(Dataset entries on figures)
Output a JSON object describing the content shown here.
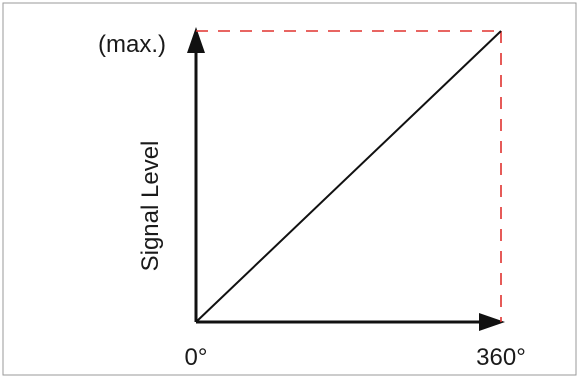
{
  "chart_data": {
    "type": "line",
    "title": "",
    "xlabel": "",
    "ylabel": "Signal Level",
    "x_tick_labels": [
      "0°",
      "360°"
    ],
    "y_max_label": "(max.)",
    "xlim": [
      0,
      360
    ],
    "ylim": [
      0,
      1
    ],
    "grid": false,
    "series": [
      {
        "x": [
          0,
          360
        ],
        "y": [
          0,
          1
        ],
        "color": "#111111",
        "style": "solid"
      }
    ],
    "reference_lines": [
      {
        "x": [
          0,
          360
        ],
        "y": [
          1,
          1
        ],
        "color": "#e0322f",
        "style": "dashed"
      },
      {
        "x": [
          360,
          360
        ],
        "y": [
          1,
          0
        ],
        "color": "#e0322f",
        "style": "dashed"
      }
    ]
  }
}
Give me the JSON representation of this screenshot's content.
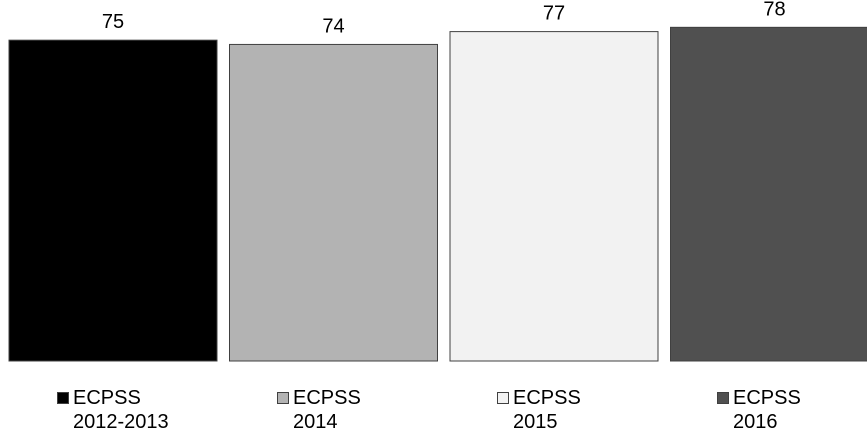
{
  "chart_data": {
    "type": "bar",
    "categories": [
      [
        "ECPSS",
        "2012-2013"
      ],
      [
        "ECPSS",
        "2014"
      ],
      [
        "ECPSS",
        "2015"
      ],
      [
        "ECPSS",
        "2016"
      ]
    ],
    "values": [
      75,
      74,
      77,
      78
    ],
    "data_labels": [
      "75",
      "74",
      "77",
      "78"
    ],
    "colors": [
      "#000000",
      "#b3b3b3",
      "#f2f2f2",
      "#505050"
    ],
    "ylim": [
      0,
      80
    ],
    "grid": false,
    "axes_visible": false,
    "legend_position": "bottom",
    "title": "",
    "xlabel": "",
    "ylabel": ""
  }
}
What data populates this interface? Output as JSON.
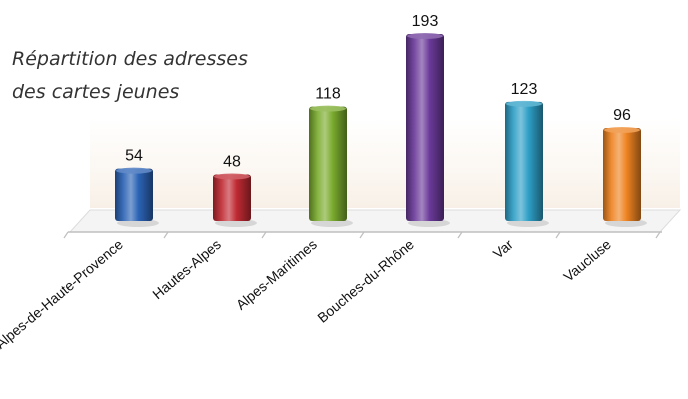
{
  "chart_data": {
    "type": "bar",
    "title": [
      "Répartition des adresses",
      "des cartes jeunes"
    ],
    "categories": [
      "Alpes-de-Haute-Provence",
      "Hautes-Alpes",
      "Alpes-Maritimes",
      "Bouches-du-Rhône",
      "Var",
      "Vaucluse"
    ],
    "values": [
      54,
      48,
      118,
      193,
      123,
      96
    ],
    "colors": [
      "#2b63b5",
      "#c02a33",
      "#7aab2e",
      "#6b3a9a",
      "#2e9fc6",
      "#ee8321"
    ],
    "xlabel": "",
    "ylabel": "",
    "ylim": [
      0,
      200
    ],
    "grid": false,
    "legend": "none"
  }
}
==
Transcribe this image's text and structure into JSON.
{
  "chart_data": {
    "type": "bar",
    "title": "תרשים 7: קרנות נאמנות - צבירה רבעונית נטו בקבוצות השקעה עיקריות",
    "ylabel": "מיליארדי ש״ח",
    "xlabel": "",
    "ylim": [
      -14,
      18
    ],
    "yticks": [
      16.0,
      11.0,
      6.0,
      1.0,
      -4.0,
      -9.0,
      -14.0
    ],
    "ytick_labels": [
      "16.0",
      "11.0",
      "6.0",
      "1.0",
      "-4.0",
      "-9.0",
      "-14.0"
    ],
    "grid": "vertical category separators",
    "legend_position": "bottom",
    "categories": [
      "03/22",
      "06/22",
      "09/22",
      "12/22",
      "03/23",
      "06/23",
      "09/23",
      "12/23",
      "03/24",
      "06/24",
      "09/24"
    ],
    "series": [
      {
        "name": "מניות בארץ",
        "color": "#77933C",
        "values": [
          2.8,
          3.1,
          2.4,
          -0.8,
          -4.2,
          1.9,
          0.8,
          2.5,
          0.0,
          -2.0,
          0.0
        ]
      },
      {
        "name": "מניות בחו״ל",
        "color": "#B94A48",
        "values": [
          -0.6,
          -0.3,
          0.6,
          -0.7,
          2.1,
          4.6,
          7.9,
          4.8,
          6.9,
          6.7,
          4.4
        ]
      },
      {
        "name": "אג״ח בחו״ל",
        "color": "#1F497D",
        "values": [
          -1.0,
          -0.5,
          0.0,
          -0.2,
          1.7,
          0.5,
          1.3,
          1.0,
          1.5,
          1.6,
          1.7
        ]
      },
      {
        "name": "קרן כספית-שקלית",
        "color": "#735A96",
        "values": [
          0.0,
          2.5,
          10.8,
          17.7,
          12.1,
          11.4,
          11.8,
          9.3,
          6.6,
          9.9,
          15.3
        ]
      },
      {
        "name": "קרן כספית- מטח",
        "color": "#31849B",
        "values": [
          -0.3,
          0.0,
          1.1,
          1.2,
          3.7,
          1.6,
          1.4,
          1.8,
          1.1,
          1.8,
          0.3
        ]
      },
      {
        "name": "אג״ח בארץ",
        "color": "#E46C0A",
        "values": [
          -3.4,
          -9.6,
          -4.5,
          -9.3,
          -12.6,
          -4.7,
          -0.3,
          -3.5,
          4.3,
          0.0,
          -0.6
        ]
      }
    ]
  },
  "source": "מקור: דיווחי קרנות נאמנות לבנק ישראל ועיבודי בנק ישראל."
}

Short task →
Go through the records and copy each line with "JSON" in it.

Output below →
Output a JSON object describing the content shown here.
Give me the JSON representation of this screenshot's content.
What data populates this interface? Output as JSON.
Transcribe this image's text and structure into JSON.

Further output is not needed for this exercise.